[Figure record listings]

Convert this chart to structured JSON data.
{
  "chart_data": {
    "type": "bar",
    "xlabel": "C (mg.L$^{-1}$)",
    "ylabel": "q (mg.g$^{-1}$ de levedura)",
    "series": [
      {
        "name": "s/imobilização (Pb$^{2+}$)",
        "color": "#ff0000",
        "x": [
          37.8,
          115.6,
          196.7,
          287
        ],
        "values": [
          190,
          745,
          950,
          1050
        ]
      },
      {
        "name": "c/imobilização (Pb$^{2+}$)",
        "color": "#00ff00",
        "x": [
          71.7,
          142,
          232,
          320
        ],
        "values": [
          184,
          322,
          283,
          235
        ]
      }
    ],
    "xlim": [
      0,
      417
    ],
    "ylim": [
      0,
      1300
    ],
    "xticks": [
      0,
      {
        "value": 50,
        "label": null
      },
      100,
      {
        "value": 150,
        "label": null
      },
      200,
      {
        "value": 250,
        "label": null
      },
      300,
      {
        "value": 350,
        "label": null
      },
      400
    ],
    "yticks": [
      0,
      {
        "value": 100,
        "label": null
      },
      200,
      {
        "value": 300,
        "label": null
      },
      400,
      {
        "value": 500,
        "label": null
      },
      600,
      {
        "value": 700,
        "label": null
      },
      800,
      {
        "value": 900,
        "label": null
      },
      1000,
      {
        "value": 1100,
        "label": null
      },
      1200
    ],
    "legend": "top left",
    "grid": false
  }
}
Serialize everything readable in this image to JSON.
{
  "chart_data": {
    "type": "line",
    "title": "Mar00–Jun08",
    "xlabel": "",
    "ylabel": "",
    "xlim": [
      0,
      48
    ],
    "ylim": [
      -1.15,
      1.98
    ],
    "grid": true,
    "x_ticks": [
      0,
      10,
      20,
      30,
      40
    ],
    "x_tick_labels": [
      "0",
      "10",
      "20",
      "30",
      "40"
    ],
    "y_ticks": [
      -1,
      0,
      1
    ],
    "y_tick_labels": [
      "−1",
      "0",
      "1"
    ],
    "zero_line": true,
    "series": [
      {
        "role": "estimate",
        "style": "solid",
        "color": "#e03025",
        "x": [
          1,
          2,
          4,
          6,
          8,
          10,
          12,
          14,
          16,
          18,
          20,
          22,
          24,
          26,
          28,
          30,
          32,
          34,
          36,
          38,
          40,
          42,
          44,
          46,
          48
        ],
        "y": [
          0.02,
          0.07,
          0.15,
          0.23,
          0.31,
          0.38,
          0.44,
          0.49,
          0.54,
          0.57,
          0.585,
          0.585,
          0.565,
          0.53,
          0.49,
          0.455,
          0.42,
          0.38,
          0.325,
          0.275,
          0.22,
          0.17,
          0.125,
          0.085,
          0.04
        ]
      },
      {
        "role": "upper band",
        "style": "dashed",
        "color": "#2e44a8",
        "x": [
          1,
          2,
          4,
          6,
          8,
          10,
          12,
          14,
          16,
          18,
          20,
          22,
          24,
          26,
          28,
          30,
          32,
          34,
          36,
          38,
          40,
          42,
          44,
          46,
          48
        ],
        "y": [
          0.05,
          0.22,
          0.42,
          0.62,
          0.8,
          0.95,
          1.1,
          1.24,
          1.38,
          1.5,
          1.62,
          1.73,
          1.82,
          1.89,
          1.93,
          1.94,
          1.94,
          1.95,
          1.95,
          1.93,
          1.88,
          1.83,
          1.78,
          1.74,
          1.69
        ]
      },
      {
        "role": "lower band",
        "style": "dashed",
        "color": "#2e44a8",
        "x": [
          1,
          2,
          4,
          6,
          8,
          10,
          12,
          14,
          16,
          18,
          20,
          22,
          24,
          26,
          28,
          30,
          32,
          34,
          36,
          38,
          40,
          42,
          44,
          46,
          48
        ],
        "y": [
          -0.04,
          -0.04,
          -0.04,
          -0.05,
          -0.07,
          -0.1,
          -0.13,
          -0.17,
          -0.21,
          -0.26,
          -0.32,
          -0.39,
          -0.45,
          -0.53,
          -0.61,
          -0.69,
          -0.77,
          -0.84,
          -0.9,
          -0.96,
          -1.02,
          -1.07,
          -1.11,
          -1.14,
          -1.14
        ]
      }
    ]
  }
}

--

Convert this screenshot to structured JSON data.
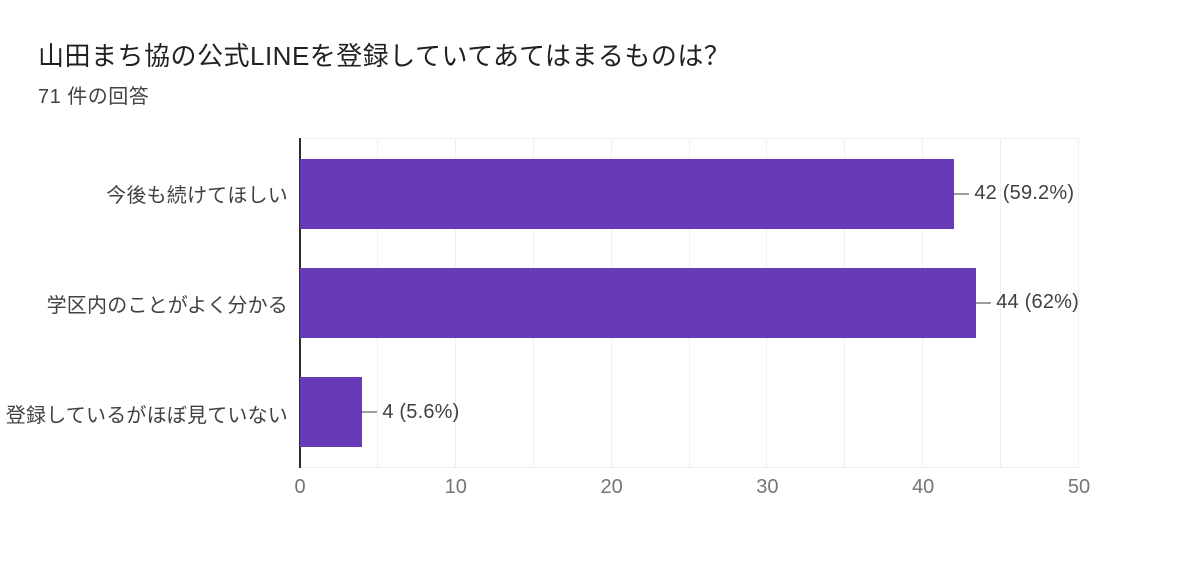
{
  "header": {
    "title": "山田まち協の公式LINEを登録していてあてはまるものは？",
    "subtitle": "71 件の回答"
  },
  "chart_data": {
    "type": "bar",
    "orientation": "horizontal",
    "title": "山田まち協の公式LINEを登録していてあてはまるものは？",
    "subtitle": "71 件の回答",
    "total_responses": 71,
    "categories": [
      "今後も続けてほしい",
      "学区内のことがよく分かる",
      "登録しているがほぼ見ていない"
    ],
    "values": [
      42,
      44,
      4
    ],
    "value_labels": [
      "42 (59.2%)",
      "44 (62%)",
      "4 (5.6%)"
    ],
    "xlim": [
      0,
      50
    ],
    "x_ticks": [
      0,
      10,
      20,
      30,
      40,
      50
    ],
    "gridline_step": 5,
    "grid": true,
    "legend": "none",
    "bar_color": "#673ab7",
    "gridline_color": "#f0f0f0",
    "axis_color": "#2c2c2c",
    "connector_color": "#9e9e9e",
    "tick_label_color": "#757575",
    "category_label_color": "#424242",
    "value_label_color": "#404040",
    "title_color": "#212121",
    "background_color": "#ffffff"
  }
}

What is asked: Report every line containing the word "this" from the listing above.

In response:
Convert this chart to structured JSON data.
Serialize everything readable in this image to JSON.
Convert this screenshot to structured JSON data.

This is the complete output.